- _Aim_: Write the material out again exactly as it stands.

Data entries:
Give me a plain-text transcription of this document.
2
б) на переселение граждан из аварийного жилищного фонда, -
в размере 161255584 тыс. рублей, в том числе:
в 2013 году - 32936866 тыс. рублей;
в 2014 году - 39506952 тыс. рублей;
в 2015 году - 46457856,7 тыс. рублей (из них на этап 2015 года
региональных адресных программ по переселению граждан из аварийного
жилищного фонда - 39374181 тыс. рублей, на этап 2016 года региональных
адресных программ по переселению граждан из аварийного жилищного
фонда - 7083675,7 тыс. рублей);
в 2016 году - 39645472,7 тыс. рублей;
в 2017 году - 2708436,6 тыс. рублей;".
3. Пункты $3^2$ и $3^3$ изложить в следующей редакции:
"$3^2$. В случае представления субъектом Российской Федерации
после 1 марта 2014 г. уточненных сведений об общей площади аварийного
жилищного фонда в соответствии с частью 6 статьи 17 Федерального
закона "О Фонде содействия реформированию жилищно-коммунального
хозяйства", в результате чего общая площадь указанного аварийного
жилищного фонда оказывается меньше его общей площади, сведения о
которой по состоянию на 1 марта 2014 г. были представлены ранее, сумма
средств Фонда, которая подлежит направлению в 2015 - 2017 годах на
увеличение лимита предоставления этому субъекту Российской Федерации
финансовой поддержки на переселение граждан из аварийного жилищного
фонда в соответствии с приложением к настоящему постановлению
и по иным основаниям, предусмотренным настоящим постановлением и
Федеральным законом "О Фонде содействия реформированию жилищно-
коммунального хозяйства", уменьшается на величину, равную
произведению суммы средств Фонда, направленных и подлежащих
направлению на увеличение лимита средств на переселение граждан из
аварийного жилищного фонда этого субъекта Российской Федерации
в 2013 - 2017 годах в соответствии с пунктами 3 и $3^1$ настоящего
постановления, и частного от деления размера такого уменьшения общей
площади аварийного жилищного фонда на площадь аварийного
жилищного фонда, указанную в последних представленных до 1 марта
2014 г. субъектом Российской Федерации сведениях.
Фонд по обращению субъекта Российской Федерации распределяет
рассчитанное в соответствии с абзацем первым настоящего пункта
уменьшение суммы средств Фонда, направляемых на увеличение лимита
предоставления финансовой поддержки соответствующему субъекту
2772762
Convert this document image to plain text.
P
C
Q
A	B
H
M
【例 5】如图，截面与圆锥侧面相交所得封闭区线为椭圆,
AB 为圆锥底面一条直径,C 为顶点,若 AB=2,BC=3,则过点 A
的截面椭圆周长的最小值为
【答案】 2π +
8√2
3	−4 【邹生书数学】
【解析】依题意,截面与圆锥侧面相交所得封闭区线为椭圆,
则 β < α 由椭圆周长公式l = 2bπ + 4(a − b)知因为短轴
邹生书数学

- _Result below_:
Give me a plain-text transcription of this document.
2
б) на переселение граждан из аварийного жилищного фонда, -
в размере 161255584 тыс. рублей, в том числе:
в 2013 году - 32936866 тыс. рублей;
в 2014 году - 39506952 тыс. рублей;
в 2015 году - 46457856,7 тыс. рублей (из них на этап 2015 года
региональных адресных программ по переселению граждан из аварийного
жилищного фонда - 39374181 тыс. рублей, на этап 2016 года региональных
адресных программ по переселению граждан из аварийного жилищного
фонда - 7083675,7 тыс. рублей);
в 2016 году - 39645472,7 тыс. рублей;
в 2017 году - 2708436,6 тыс. рублей;".
3. Пункты $3^2$ и $3^3$ изложить в следующей редакции:
"$3^2$. В случае представления субъектом Российской Федерации
после 1 марта 2014 г. уточненных сведений об общей площади аварийного
жилищного фонда в соответствии с частью 6 статьи 17 Федерального
закона "О Фонде содействия реформированию жилищно-коммунального
хозяйства", в результате чего общая площадь указанного аварийного
жилищного фонда оказывается меньше его общей площади, сведения о
которой по состоянию на 1 марта 2014 г. были представлены ранее, сумма
средств Фонда, которая подлежит направлению в 2015 - 2017 годах на
увеличение лимита предоставления этому субъекту Российской Федерации
финансовой поддержки на переселение граждан из аварийного жилищного
фонда в соответствии с приложением к настоящему постановлению
и по иным основаниям, предусмотренным настоящим постановлением и
Федеральным законом "О Фонде содействия реформированию жилищно-
коммунального хозяйства", уменьшается на величину, равную
произведению суммы средств Фонда, направленных и подлежащих
направлению на увеличение лимита средств на переселение граждан из
аварийного жилищного фонда этого субъекта Российской Федерации
в 2013 - 2017 годах в соответствии с пунктами 3 и $3^1$ настоящего
постановления, и частного от деления размера такого уменьшения общей
площади аварийного жилищного фонда на площадь аварийного
жилищного фонда, указанную в последних представленных до 1 марта
2014 г. субъектом Российской Федерации сведениях.
Фонд по обращению субъекта Российской Федерации распределяет
рассчитанное в соответствии с абзацем первым настоящего пункта
уменьшение суммы средств Фонда, направляемых на увеличение лимита
предоставления финансовой поддержки соответствующему субъекту
2772762
Convert this document image to plain text.
P
C
Q
A	B
H
M
【例 5】如图，截面与圆锥侧面相交所得封闭区线为椭圆,
AB 为圆锥底面一条直径,C 为顶点,若 AB=2,BC=3,则过点 A
的截面椭圆周长的最小值为
【答案】 2π +
8√2
3	−4 【邹生书数学】
【解析】依题意,截面与圆锥侧面相交所得封闭区线为椭圆,
则 β < α 由椭圆周长公式l = 2bπ + 4(a − b)知因为短轴
邹生书数学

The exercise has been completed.